Stated problem >>
Every line that includes the word "Total" is to be listed.

[Figure dataset records]
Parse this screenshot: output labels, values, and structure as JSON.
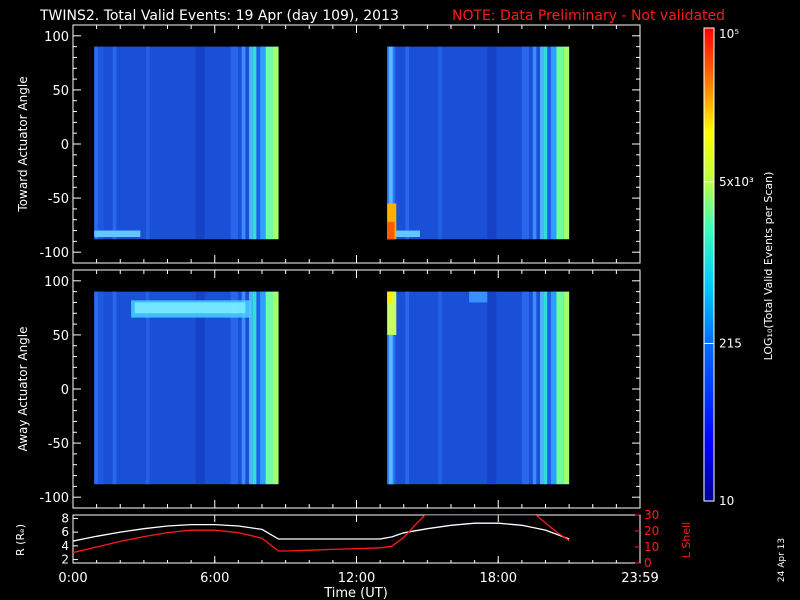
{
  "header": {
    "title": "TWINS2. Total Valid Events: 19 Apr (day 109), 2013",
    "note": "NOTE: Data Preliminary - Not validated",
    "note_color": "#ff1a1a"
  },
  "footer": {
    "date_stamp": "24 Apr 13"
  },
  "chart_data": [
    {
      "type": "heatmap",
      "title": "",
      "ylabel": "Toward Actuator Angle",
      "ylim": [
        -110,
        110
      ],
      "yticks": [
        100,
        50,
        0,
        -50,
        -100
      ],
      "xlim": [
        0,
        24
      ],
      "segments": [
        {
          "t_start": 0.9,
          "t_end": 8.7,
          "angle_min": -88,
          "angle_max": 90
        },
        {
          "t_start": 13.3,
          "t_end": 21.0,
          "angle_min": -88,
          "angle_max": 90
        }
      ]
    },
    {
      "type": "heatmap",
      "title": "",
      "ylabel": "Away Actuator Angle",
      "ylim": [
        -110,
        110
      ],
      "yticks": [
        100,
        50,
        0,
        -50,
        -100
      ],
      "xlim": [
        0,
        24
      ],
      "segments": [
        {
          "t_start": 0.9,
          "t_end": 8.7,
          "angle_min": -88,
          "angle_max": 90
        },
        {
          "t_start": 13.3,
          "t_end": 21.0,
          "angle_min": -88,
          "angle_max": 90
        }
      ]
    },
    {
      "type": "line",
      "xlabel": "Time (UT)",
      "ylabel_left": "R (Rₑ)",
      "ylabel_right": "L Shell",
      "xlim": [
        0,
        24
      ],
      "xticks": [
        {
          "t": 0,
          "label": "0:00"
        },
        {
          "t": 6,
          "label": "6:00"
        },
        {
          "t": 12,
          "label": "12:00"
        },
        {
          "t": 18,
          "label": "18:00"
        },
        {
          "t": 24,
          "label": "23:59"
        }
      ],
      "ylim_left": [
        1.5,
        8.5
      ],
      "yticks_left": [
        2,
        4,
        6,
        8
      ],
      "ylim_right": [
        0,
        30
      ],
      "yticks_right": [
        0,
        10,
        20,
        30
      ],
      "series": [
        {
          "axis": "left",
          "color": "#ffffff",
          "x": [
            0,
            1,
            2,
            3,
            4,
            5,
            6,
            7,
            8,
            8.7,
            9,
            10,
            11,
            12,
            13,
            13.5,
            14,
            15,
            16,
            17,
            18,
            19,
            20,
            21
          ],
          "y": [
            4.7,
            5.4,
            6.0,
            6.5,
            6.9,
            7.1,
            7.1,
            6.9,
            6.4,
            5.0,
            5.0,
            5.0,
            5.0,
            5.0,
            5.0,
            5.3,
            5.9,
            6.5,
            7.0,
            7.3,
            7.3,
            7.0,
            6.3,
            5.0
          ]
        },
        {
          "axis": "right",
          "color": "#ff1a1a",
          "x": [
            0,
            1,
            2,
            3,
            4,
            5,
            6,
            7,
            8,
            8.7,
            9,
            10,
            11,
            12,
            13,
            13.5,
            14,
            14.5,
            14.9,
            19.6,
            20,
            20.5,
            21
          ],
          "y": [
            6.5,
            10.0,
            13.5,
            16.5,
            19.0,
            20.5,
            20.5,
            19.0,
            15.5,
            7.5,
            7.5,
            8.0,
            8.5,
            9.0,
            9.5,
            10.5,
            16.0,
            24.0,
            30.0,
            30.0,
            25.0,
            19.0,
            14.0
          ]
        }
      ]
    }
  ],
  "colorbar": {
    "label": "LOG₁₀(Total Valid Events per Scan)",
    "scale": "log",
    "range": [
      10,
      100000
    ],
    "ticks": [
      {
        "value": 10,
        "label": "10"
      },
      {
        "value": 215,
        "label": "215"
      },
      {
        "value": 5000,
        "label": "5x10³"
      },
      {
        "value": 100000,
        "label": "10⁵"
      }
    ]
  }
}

--

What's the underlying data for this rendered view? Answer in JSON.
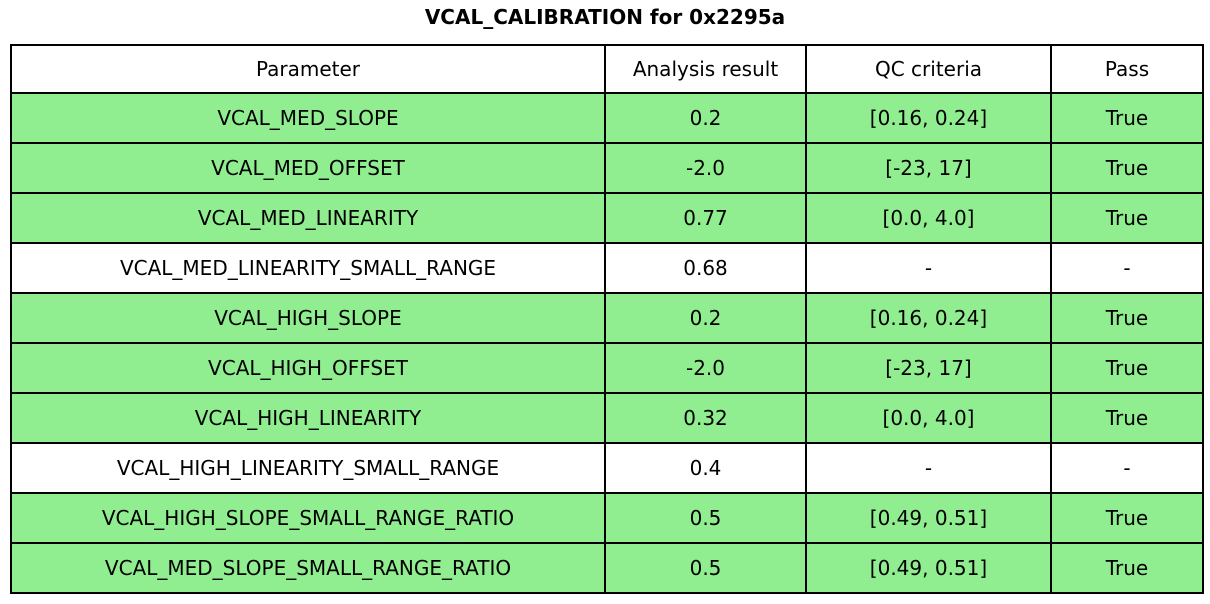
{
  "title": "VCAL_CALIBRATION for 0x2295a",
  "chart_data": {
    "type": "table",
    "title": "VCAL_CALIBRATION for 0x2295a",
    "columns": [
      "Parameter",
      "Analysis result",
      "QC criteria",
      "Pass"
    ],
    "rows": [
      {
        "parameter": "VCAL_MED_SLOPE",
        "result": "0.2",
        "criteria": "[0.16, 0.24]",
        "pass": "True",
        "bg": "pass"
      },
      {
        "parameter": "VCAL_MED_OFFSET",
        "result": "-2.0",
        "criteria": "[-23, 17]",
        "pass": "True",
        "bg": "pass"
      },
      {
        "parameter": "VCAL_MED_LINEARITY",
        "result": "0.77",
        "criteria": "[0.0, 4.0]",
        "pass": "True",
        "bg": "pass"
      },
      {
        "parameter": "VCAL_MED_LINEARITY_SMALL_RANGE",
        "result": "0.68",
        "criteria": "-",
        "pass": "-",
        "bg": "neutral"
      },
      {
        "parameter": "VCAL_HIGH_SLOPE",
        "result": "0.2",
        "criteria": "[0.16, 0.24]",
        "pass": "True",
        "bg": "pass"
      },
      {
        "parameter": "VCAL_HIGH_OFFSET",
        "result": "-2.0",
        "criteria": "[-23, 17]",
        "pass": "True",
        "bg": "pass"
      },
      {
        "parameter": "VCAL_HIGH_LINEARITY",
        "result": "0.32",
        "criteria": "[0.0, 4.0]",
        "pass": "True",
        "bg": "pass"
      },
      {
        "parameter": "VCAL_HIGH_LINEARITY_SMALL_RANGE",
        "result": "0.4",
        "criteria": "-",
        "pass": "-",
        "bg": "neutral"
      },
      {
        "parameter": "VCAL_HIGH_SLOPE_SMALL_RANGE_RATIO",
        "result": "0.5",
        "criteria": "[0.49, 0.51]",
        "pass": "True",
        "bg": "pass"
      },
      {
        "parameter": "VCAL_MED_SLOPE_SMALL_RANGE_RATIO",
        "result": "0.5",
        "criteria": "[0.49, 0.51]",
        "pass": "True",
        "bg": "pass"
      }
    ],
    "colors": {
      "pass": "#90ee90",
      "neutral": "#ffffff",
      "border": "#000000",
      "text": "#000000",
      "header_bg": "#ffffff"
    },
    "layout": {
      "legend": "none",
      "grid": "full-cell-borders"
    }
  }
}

Complete answer >>
    "title": "TWINS2. Total Valid Events: 19 Apr (day 109), 2013",
    "label": "LOG₁₀(Total Valid Events per Scan)",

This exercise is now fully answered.